> **Task objective**
Extract all lines from the data beneath that include the word "panel".

Stored dataset items:
--------------------
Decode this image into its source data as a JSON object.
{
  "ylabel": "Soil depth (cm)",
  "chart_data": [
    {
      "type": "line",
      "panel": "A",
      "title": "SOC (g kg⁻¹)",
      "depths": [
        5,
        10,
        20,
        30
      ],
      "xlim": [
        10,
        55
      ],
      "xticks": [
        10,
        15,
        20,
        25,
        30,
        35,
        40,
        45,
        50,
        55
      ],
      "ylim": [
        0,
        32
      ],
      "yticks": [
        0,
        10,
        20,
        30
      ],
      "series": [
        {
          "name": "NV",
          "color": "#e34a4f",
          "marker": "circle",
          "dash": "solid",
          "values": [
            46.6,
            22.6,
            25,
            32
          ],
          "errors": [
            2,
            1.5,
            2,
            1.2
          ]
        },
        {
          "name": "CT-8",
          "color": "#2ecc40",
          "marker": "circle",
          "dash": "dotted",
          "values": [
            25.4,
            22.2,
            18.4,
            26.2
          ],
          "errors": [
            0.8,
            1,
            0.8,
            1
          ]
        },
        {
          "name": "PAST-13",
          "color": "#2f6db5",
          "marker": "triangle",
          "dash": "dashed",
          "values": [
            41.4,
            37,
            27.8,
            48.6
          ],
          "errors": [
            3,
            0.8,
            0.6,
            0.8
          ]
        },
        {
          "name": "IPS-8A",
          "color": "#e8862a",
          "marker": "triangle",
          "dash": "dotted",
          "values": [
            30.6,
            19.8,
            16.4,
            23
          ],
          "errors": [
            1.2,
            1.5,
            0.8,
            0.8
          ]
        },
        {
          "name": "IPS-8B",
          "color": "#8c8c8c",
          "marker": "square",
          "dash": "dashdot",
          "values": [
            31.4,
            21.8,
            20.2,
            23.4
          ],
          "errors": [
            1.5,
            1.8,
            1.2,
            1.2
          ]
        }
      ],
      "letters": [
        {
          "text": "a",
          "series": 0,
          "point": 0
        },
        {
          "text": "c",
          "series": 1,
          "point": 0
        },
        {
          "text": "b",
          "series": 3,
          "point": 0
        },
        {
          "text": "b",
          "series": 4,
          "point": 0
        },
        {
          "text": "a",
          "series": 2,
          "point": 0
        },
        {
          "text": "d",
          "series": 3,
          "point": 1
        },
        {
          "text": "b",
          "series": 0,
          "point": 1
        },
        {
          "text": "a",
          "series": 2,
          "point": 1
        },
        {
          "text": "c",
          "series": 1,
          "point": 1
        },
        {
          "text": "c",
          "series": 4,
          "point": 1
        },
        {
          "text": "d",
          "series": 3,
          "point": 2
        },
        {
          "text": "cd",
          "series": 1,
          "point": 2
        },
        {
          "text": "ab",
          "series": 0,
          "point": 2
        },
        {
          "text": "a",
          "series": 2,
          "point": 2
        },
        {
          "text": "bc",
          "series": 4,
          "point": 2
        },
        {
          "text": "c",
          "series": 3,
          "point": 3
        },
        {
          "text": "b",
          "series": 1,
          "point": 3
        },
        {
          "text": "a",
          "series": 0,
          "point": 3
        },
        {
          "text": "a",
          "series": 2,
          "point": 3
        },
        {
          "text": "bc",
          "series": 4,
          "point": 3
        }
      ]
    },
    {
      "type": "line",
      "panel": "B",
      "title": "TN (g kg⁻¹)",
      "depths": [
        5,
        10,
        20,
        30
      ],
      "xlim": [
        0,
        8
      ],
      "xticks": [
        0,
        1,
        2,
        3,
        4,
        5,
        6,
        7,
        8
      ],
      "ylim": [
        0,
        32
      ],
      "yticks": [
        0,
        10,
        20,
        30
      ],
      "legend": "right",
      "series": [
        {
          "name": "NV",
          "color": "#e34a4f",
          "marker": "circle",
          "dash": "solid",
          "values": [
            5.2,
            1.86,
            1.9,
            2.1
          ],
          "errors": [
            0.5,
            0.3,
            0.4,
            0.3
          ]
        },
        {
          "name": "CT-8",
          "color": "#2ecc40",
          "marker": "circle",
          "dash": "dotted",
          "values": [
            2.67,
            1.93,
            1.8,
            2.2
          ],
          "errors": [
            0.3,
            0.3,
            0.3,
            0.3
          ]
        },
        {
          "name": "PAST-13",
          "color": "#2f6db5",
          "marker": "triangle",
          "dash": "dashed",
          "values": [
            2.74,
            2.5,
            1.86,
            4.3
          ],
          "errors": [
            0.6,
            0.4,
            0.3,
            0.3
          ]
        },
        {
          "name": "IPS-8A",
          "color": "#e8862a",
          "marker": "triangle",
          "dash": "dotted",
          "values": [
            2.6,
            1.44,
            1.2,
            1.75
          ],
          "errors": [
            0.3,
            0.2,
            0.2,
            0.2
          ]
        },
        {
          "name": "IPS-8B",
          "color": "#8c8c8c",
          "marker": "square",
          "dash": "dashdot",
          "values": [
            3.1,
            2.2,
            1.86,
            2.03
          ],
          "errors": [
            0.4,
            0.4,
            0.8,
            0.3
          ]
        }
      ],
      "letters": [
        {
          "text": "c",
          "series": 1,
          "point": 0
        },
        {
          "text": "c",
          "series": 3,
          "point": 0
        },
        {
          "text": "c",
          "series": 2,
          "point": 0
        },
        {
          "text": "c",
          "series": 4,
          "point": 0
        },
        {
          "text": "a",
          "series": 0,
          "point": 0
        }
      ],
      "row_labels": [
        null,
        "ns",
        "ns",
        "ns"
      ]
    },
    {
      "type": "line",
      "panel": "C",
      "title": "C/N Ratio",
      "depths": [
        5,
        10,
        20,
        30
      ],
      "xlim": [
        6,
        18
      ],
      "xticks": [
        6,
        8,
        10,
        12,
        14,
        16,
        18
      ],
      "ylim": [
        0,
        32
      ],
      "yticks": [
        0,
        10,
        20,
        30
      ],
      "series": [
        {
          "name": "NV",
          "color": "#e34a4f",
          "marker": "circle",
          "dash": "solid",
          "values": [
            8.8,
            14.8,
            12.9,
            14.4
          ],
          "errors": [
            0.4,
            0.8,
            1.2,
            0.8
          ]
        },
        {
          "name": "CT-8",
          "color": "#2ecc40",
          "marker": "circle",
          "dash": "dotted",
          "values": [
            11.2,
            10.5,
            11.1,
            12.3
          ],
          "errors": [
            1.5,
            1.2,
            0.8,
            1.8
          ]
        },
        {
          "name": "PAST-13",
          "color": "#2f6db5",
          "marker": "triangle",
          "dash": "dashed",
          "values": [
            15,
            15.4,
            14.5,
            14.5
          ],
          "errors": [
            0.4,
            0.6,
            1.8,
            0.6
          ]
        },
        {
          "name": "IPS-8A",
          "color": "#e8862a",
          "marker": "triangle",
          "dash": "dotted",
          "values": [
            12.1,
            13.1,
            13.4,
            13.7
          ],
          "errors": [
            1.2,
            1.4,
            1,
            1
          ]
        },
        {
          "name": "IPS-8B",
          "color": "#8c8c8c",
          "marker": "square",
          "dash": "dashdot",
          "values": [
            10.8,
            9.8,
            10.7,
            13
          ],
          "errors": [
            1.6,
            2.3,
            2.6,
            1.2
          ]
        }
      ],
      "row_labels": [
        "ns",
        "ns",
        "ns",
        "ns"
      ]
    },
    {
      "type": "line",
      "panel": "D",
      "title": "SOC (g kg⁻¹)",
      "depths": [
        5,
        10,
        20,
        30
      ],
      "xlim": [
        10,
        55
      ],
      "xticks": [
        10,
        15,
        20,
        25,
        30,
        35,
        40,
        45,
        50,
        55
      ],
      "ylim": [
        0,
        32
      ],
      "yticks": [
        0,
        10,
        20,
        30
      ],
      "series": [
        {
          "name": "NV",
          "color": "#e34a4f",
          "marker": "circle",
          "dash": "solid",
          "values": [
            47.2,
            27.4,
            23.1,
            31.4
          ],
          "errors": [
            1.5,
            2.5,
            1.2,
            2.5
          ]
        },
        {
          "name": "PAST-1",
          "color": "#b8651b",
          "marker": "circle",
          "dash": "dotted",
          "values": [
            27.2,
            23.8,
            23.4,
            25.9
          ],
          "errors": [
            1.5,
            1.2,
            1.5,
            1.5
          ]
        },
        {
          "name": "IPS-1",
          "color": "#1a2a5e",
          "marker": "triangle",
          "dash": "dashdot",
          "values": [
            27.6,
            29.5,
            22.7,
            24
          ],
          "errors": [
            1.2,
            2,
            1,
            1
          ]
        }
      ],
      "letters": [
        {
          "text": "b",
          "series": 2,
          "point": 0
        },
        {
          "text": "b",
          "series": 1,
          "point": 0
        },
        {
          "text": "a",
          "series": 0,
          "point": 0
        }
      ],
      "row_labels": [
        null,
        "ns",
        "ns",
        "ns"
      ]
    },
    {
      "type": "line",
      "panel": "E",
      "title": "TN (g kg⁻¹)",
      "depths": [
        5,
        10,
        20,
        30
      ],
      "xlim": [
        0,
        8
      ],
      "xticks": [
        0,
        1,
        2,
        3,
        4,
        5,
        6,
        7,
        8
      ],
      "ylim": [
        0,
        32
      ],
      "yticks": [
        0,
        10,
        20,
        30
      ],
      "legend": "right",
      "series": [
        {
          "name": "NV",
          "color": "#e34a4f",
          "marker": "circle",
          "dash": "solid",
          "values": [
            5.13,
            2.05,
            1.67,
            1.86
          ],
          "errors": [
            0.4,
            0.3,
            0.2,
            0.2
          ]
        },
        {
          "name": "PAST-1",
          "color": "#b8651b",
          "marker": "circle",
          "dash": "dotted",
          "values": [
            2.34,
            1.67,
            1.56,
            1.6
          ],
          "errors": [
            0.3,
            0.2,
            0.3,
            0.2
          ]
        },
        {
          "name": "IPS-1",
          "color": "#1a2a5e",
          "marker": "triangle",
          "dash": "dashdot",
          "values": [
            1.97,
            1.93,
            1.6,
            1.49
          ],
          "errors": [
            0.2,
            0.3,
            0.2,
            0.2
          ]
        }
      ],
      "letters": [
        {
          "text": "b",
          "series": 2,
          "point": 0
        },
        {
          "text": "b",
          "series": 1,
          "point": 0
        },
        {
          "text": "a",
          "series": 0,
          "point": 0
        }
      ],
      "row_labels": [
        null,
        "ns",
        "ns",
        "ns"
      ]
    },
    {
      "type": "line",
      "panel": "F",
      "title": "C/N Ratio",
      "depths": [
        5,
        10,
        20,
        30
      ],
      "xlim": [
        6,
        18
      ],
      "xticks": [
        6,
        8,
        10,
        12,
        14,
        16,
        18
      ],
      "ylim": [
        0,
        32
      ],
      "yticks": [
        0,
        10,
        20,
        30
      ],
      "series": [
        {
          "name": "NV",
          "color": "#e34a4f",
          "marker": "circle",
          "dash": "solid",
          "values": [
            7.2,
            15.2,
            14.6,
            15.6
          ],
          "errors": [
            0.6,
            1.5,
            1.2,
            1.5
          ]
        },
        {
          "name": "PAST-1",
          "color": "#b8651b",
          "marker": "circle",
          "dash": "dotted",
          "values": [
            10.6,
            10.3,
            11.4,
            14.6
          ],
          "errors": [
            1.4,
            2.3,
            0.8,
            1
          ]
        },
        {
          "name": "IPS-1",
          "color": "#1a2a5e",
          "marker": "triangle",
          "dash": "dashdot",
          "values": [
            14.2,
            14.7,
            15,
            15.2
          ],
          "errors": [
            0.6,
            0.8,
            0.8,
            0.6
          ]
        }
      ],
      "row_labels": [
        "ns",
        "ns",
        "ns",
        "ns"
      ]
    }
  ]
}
--------------------
> **Result**
      "panel": "A",
      "panel": "B",
      "panel": "C",
      "panel": "D",
      "panel": "E",
      "panel": "F",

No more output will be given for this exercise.